[Data listing]
....

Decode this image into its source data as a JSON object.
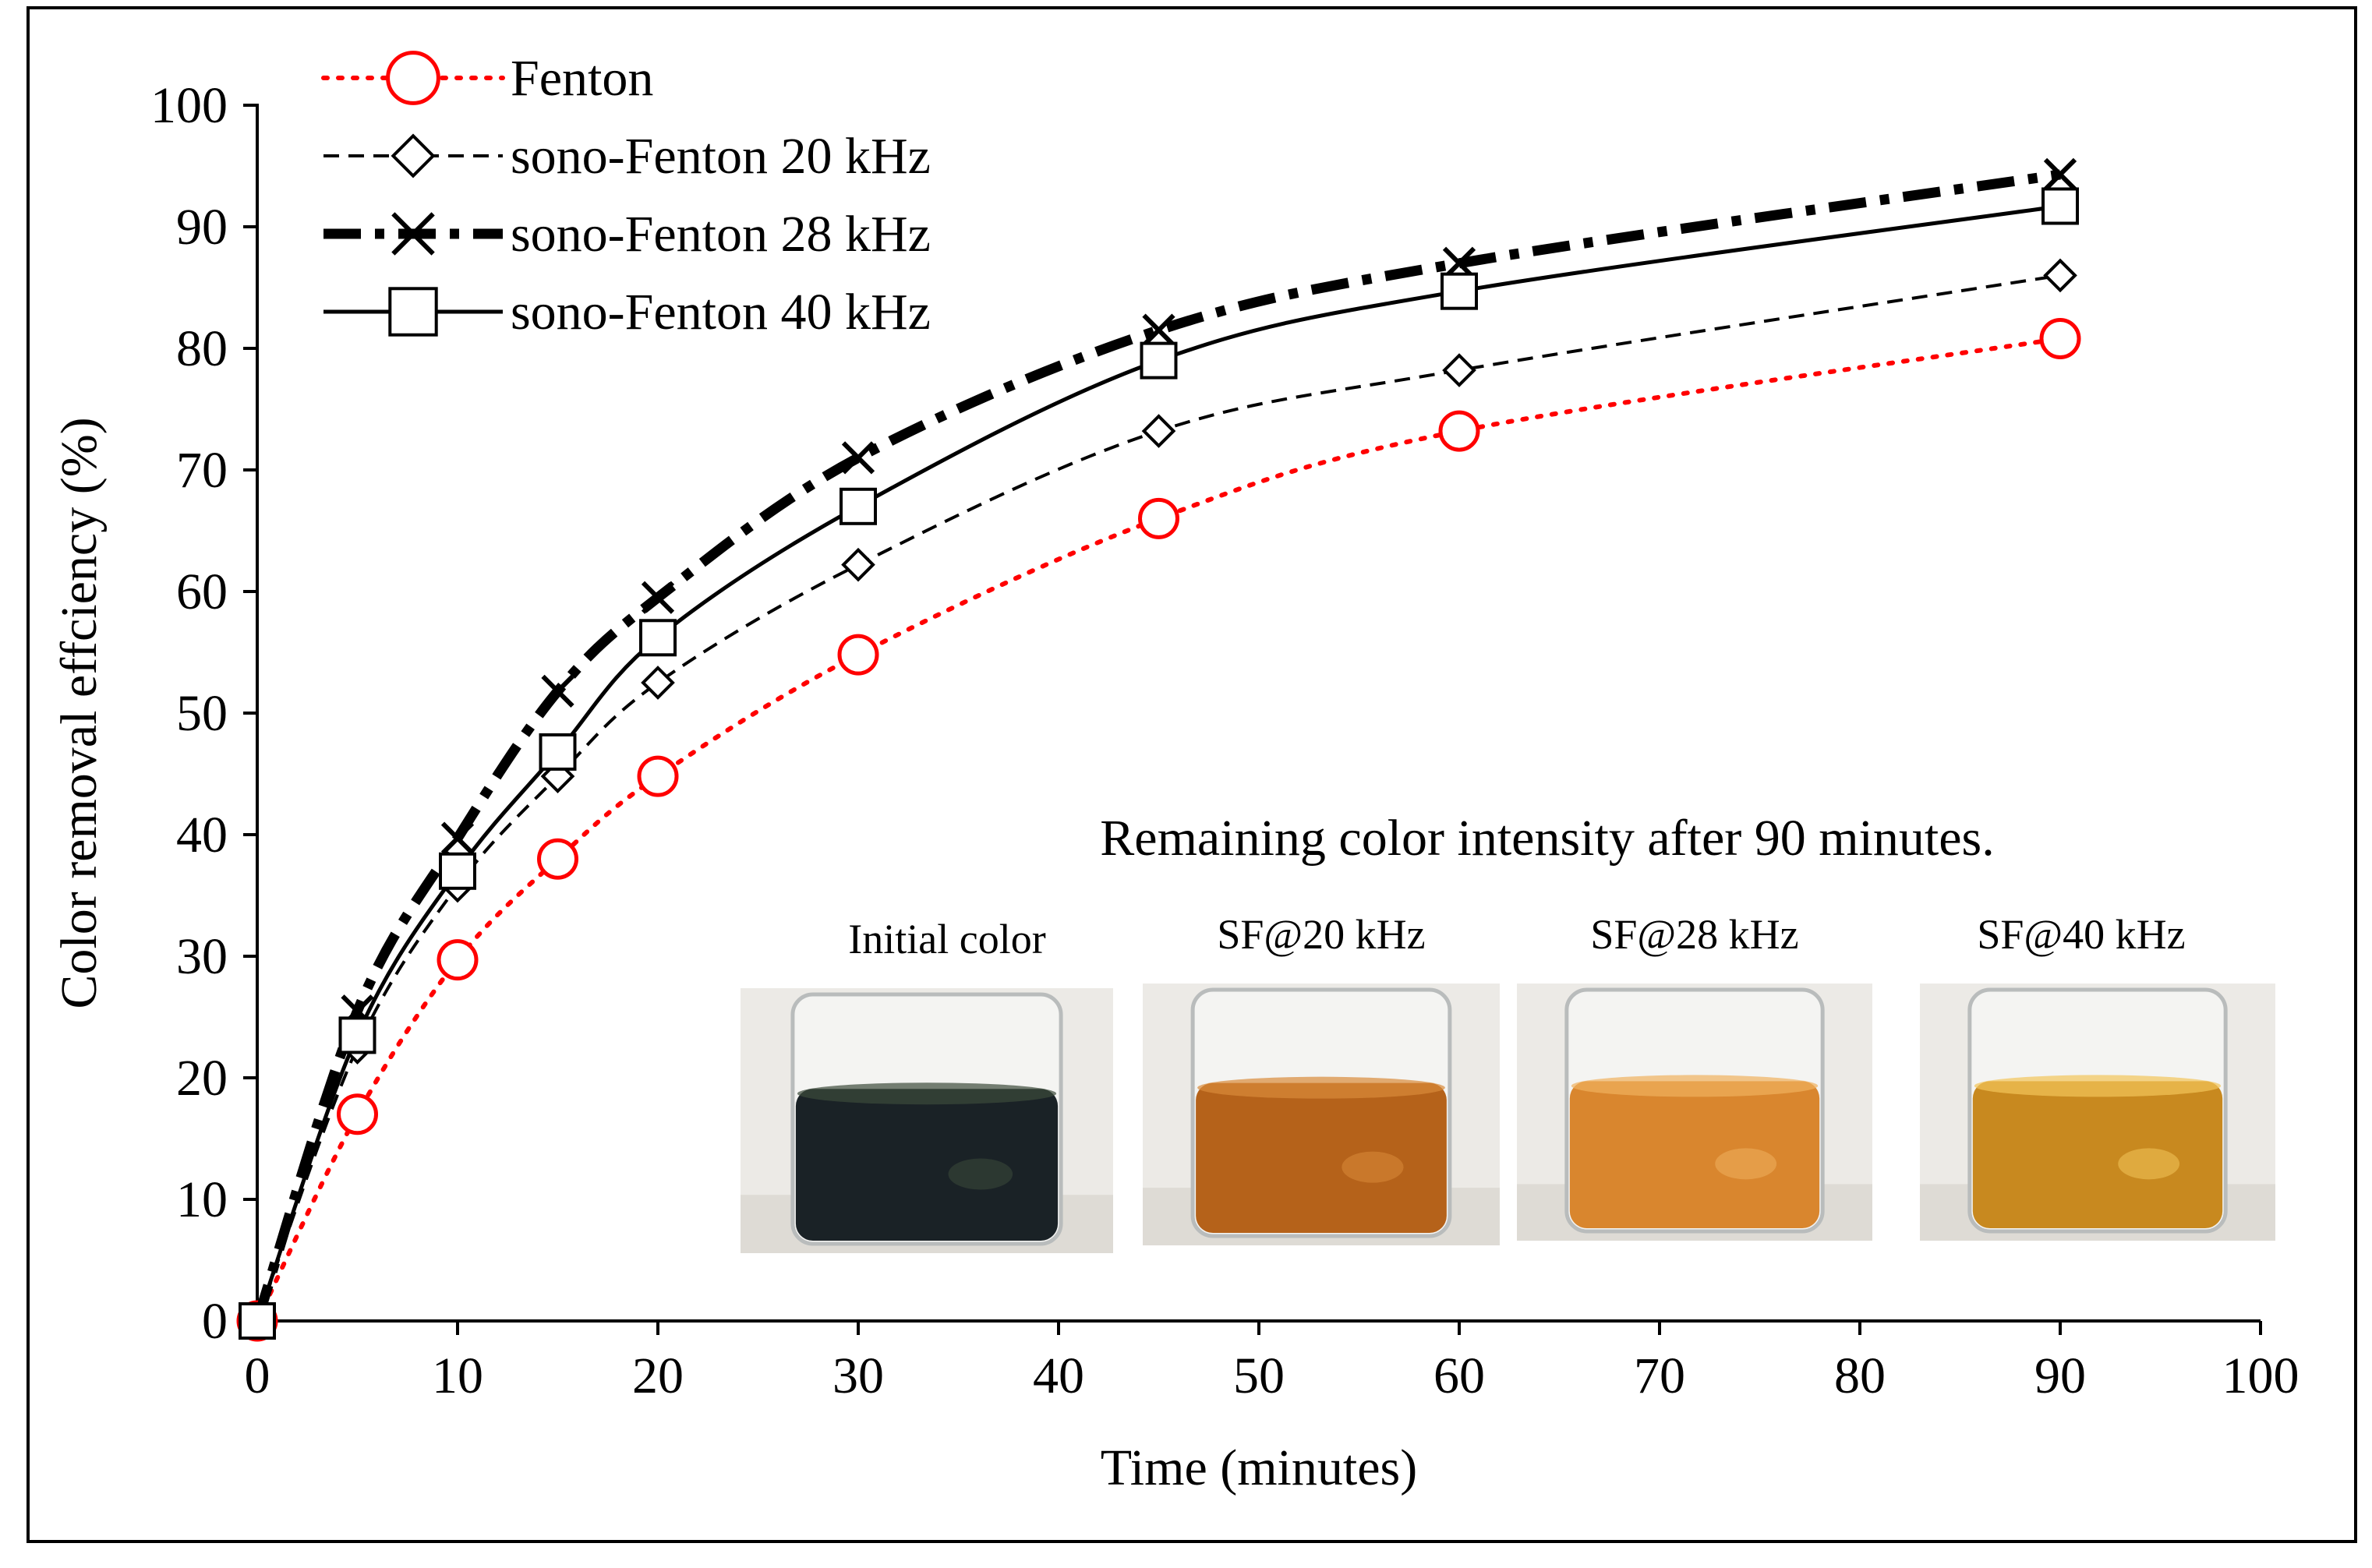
{
  "chart_data": {
    "type": "line",
    "title": "",
    "xlabel": "Time (minutes)",
    "ylabel": "Color removal effciency (%)",
    "xlim": [
      0,
      100
    ],
    "ylim": [
      0,
      100
    ],
    "x_ticks": [
      0,
      10,
      20,
      30,
      40,
      50,
      60,
      70,
      80,
      90,
      100
    ],
    "y_ticks": [
      0,
      10,
      20,
      30,
      40,
      50,
      60,
      70,
      80,
      90,
      100
    ],
    "grid": false,
    "legend_position": "top-left",
    "series": [
      {
        "name": "Fenton",
        "key": "fenton",
        "color": "#ff0000",
        "dash": "dotted",
        "marker": "circle",
        "x": [
          0,
          5,
          10,
          15,
          20,
          30,
          45,
          60,
          90
        ],
        "y": [
          0,
          17,
          29.7,
          38,
          44.8,
          54.8,
          66,
          73.2,
          80.8
        ]
      },
      {
        "name": "sono-Fenton 20 kHz",
        "key": "sf20",
        "color": "#000000",
        "dash": "dashed",
        "marker": "diamond",
        "x": [
          0,
          5,
          10,
          15,
          20,
          30,
          45,
          60,
          90
        ],
        "y": [
          0,
          22.5,
          35.8,
          44.8,
          52.5,
          62.2,
          73.2,
          78.2,
          86
        ]
      },
      {
        "name": "sono-Fenton 28 kHz",
        "key": "sf28",
        "color": "#000000",
        "dash": "dash-dot",
        "marker": "x",
        "x": [
          0,
          5,
          10,
          15,
          20,
          30,
          45,
          60,
          90
        ],
        "y": [
          0,
          25.5,
          39.7,
          51.8,
          59.5,
          71,
          81.5,
          87,
          94.3
        ]
      },
      {
        "name": "sono-Fenton 40 kHz",
        "key": "sf40",
        "color": "#000000",
        "dash": "solid",
        "marker": "square",
        "x": [
          0,
          5,
          10,
          15,
          20,
          30,
          45,
          60,
          90
        ],
        "y": [
          0,
          23.5,
          37,
          46.8,
          56.2,
          67,
          79,
          84.7,
          91.7
        ]
      }
    ]
  },
  "inset": {
    "title": "Remaining color intensity after 90 minutes.",
    "photos": [
      {
        "label": "Initial color",
        "liquid_color": "#1a2226",
        "highlight": "#3c4a3a"
      },
      {
        "label": "SF@20 kHz",
        "liquid_color": "#b5621a",
        "highlight": "#d98a3a"
      },
      {
        "label": "SF@28 kHz",
        "liquid_color": "#d9862e",
        "highlight": "#efb05e"
      },
      {
        "label": "SF@40 kHz",
        "liquid_color": "#c8891f",
        "highlight": "#f2c55a"
      }
    ]
  }
}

....

Copy the records above exactly. The pictures are not part of the copy.

### Problem solution
Decode this image into its source data as a JSON object.
{
  "chart_data": {
    "type": "line",
    "title": "",
    "xlabel": "Time (minutes)",
    "ylabel": "Color removal effciency (%)",
    "xlim": [
      0,
      100
    ],
    "ylim": [
      0,
      100
    ],
    "x_ticks": [
      0,
      10,
      20,
      30,
      40,
      50,
      60,
      70,
      80,
      90,
      100
    ],
    "y_ticks": [
      0,
      10,
      20,
      30,
      40,
      50,
      60,
      70,
      80,
      90,
      100
    ],
    "grid": false,
    "legend_position": "top-left",
    "series": [
      {
        "name": "Fenton",
        "key": "fenton",
        "color": "#ff0000",
        "dash": "dotted",
        "marker": "circle",
        "x": [
          0,
          5,
          10,
          15,
          20,
          30,
          45,
          60,
          90
        ],
        "y": [
          0,
          17,
          29.7,
          38,
          44.8,
          54.8,
          66,
          73.2,
          80.8
        ]
      },
      {
        "name": "sono-Fenton 20 kHz",
        "key": "sf20",
        "color": "#000000",
        "dash": "dashed",
        "marker": "diamond",
        "x": [
          0,
          5,
          10,
          15,
          20,
          30,
          45,
          60,
          90
        ],
        "y": [
          0,
          22.5,
          35.8,
          44.8,
          52.5,
          62.2,
          73.2,
          78.2,
          86
        ]
      },
      {
        "name": "sono-Fenton 28 kHz",
        "key": "sf28",
        "color": "#000000",
        "dash": "dash-dot",
        "marker": "x",
        "x": [
          0,
          5,
          10,
          15,
          20,
          30,
          45,
          60,
          90
        ],
        "y": [
          0,
          25.5,
          39.7,
          51.8,
          59.5,
          71,
          81.5,
          87,
          94.3
        ]
      },
      {
        "name": "sono-Fenton 40 kHz",
        "key": "sf40",
        "color": "#000000",
        "dash": "solid",
        "marker": "square",
        "x": [
          0,
          5,
          10,
          15,
          20,
          30,
          45,
          60,
          90
        ],
        "y": [
          0,
          23.5,
          37,
          46.8,
          56.2,
          67,
          79,
          84.7,
          91.7
        ]
      }
    ]
  },
  "inset": {
    "title": "Remaining color intensity after 90 minutes.",
    "photos": [
      {
        "label": "Initial color",
        "liquid_color": "#1a2226",
        "highlight": "#3c4a3a"
      },
      {
        "label": "SF@20 kHz",
        "liquid_color": "#b5621a",
        "highlight": "#d98a3a"
      },
      {
        "label": "SF@28 kHz",
        "liquid_color": "#d9862e",
        "highlight": "#efb05e"
      },
      {
        "label": "SF@40 kHz",
        "liquid_color": "#c8891f",
        "highlight": "#f2c55a"
      }
    ]
  }
}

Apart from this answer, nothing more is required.